(begin)

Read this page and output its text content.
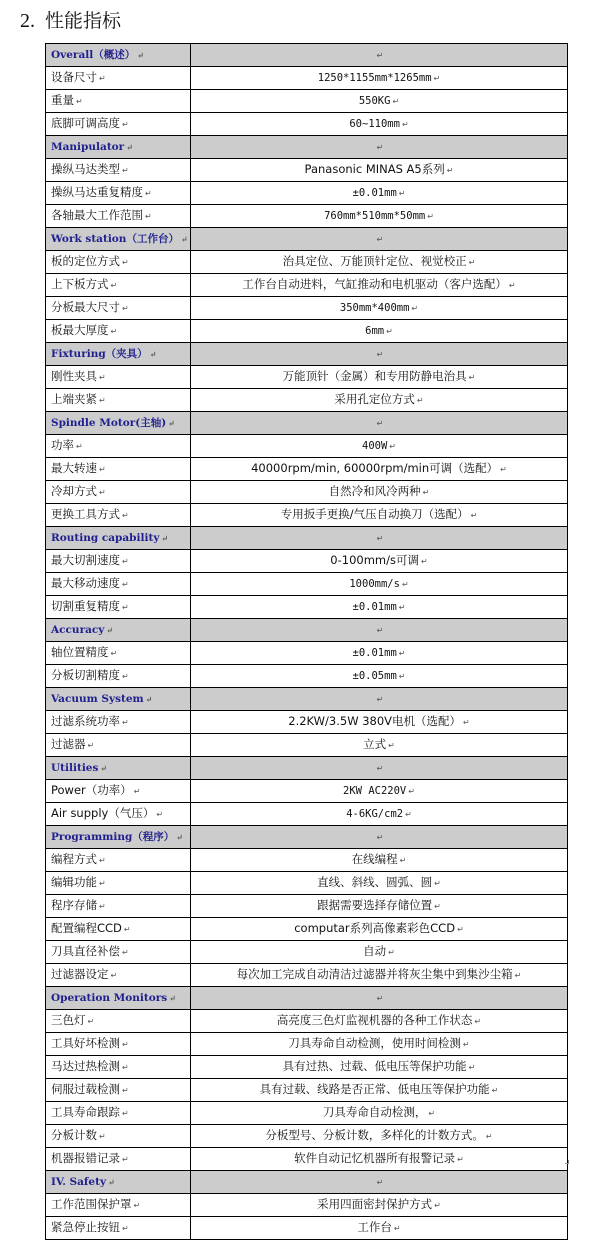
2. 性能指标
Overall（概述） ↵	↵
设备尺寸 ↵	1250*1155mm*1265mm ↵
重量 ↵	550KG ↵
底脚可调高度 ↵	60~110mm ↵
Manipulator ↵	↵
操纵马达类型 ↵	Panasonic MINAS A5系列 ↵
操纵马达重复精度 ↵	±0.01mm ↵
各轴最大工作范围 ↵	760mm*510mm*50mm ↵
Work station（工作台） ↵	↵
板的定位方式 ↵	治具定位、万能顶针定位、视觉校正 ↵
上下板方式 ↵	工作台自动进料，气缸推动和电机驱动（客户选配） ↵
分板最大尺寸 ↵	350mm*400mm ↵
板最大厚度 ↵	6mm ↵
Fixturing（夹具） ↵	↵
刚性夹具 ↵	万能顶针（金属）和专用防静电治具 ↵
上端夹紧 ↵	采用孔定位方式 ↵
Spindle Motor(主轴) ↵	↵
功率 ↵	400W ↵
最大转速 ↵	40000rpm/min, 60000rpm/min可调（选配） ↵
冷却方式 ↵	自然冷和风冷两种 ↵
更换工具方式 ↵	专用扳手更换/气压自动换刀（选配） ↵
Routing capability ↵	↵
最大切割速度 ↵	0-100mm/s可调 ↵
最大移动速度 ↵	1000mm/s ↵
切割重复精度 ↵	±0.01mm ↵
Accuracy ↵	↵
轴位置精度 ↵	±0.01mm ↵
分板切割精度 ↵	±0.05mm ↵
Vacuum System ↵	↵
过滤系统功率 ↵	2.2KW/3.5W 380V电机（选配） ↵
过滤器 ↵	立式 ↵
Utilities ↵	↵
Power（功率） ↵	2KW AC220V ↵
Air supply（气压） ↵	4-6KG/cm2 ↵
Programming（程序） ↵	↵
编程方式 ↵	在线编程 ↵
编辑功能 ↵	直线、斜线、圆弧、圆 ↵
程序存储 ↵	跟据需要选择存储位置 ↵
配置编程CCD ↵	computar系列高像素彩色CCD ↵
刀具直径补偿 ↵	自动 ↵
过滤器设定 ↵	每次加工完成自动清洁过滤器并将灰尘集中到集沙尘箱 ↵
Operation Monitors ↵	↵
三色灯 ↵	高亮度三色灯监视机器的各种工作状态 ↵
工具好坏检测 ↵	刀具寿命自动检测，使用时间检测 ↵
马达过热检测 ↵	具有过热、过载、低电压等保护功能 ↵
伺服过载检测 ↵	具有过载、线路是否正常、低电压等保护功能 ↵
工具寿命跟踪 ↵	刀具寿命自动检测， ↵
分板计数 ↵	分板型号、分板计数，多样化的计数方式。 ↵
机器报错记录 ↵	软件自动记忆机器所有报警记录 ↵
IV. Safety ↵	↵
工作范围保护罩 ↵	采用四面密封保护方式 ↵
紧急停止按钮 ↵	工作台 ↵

(end)
(begin)

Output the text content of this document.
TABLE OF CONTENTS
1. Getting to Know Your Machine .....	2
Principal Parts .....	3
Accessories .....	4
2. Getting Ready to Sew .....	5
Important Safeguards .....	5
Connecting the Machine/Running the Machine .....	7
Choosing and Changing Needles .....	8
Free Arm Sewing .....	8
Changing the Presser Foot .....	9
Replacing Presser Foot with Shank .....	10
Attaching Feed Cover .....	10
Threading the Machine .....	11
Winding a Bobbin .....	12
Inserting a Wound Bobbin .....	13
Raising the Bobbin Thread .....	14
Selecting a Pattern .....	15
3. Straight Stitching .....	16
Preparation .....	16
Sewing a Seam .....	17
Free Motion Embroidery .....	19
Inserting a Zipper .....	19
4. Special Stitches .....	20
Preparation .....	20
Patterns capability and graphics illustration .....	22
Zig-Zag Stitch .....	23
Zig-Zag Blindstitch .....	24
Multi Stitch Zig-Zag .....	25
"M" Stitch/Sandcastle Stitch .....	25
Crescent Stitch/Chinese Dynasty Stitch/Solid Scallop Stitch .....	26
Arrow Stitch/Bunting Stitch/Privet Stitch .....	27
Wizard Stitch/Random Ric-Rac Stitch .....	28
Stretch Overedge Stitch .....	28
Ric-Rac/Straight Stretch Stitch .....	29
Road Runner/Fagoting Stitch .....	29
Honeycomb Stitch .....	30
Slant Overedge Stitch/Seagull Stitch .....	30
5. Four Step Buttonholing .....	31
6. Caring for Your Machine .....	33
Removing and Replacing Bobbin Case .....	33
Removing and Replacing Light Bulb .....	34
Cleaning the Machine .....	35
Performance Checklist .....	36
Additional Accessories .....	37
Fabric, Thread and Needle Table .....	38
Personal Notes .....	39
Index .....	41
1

(end)

EXERCISE REQUIREMENTS: Determine the number of lines where the string "capability" occurs, and give that number only.

THE RESPONSE: 2